──────── Supplied data

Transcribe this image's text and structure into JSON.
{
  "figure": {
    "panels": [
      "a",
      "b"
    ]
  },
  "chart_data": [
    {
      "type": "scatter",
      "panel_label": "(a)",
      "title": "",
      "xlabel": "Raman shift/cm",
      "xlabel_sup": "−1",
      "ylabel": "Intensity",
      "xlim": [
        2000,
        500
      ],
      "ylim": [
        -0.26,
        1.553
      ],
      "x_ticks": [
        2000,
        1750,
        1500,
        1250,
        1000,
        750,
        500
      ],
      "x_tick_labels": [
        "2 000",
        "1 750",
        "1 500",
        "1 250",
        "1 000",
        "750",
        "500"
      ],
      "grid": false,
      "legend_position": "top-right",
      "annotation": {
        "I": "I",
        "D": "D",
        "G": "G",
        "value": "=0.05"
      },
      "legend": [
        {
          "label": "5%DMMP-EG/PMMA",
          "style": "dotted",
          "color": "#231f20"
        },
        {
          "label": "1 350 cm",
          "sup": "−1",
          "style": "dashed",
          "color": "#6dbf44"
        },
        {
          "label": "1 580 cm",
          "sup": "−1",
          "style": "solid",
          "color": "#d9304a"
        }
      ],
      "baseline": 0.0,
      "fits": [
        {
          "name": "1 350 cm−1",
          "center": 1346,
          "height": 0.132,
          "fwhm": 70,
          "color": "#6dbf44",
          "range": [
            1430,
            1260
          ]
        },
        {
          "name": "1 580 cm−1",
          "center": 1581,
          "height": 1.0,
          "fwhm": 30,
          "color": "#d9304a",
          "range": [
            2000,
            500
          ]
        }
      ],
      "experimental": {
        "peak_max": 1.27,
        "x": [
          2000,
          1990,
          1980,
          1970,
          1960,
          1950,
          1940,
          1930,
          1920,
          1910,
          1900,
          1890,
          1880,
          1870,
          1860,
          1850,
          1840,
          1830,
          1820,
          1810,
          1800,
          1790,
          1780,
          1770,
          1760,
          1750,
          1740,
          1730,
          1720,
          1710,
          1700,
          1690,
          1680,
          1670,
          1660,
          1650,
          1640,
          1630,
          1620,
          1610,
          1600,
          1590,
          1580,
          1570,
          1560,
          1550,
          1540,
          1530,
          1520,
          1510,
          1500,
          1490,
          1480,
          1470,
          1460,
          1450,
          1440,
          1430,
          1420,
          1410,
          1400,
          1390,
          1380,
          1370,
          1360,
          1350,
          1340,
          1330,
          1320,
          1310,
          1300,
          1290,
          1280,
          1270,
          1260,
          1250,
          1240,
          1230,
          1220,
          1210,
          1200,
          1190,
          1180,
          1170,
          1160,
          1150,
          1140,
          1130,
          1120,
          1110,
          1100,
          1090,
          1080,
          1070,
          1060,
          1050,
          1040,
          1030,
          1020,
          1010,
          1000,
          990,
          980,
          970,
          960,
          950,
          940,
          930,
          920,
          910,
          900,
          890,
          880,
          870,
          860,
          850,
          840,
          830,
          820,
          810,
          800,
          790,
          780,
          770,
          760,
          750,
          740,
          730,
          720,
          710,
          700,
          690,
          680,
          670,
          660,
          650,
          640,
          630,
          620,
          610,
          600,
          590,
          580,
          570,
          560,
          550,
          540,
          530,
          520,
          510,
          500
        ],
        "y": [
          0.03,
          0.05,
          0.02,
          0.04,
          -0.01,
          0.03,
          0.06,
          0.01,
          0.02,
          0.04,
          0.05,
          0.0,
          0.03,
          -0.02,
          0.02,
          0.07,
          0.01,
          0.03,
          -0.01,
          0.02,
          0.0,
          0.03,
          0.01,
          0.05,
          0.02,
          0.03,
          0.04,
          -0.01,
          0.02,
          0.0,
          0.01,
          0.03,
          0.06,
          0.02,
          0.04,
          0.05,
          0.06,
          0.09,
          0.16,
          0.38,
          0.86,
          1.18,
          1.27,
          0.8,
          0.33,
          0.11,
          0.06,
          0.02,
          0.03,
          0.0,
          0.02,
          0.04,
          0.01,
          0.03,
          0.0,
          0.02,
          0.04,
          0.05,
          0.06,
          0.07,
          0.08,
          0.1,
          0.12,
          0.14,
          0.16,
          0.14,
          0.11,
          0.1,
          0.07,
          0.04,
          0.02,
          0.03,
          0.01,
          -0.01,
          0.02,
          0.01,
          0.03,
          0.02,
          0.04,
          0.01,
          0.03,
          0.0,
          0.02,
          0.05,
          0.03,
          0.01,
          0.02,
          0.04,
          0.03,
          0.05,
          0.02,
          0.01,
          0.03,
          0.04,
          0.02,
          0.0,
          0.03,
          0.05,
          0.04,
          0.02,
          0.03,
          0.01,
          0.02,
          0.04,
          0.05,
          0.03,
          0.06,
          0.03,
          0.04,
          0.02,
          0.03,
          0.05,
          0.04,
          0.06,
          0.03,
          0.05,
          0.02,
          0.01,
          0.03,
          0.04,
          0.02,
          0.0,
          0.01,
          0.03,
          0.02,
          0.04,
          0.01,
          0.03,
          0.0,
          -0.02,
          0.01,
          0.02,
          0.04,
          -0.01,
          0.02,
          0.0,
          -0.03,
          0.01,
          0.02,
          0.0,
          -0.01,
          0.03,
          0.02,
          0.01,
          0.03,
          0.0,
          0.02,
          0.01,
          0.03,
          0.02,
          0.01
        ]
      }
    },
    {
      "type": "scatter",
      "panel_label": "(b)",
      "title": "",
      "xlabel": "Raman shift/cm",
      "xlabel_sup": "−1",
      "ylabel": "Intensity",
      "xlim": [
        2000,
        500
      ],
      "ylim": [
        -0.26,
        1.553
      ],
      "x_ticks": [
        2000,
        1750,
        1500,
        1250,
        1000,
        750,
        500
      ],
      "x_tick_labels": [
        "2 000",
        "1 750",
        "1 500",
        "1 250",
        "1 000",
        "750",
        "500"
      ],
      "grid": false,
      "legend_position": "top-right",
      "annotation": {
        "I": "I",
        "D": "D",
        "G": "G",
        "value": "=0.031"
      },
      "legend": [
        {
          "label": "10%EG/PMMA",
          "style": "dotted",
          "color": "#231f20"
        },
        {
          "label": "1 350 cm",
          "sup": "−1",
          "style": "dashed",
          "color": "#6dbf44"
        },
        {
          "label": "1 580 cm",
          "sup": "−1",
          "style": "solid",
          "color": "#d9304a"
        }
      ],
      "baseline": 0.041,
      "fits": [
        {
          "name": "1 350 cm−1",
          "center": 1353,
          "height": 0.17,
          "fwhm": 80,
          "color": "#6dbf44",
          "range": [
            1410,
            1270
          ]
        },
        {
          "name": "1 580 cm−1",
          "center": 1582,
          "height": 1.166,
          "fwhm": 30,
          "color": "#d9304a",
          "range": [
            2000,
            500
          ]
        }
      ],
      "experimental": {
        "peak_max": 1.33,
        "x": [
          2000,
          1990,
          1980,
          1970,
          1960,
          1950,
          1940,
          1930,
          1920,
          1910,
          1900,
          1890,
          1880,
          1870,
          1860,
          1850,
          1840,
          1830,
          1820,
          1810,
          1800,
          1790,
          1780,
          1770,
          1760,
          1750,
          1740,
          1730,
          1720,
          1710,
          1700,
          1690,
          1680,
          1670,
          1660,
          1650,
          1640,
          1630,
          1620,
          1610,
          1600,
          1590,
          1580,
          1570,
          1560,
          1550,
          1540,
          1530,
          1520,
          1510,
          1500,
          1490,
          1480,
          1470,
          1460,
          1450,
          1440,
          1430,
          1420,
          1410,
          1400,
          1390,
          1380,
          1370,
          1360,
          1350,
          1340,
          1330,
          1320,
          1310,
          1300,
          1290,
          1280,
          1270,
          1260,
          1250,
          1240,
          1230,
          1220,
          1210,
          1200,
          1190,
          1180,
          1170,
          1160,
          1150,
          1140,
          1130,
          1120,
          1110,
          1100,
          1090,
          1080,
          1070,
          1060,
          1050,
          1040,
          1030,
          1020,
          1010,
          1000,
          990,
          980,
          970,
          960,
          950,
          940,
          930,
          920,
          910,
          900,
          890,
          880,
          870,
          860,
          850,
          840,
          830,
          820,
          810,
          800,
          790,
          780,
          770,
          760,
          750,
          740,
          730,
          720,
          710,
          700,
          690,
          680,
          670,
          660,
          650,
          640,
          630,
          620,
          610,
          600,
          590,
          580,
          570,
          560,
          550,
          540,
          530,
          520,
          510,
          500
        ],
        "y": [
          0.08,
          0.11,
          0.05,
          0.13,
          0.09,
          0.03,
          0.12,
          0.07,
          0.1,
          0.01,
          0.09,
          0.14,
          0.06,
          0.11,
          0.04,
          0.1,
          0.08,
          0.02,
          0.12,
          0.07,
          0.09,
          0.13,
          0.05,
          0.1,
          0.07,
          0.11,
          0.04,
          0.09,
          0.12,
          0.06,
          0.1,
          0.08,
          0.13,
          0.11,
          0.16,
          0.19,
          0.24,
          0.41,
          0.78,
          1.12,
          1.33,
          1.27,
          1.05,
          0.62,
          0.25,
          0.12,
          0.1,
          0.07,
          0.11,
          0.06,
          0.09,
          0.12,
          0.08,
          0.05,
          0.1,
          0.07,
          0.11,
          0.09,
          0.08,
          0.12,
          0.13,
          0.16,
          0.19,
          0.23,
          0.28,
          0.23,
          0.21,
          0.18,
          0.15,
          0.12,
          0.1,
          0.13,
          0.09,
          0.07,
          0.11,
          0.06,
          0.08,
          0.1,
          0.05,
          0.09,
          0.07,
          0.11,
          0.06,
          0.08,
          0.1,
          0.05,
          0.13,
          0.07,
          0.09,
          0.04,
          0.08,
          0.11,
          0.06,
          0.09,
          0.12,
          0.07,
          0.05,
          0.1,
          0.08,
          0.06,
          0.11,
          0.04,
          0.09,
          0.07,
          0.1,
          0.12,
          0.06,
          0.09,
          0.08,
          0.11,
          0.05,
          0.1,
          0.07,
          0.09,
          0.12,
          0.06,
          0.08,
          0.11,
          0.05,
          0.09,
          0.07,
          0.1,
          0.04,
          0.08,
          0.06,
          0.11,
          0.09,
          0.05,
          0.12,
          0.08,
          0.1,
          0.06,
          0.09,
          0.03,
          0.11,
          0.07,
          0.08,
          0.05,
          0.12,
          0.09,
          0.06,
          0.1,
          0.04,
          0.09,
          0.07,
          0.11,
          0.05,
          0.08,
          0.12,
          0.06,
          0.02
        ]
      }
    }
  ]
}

────────────────

(What you are asked to do) Report how many lines of the records above contain the word "center", giving only the number.

(Worked answer) 4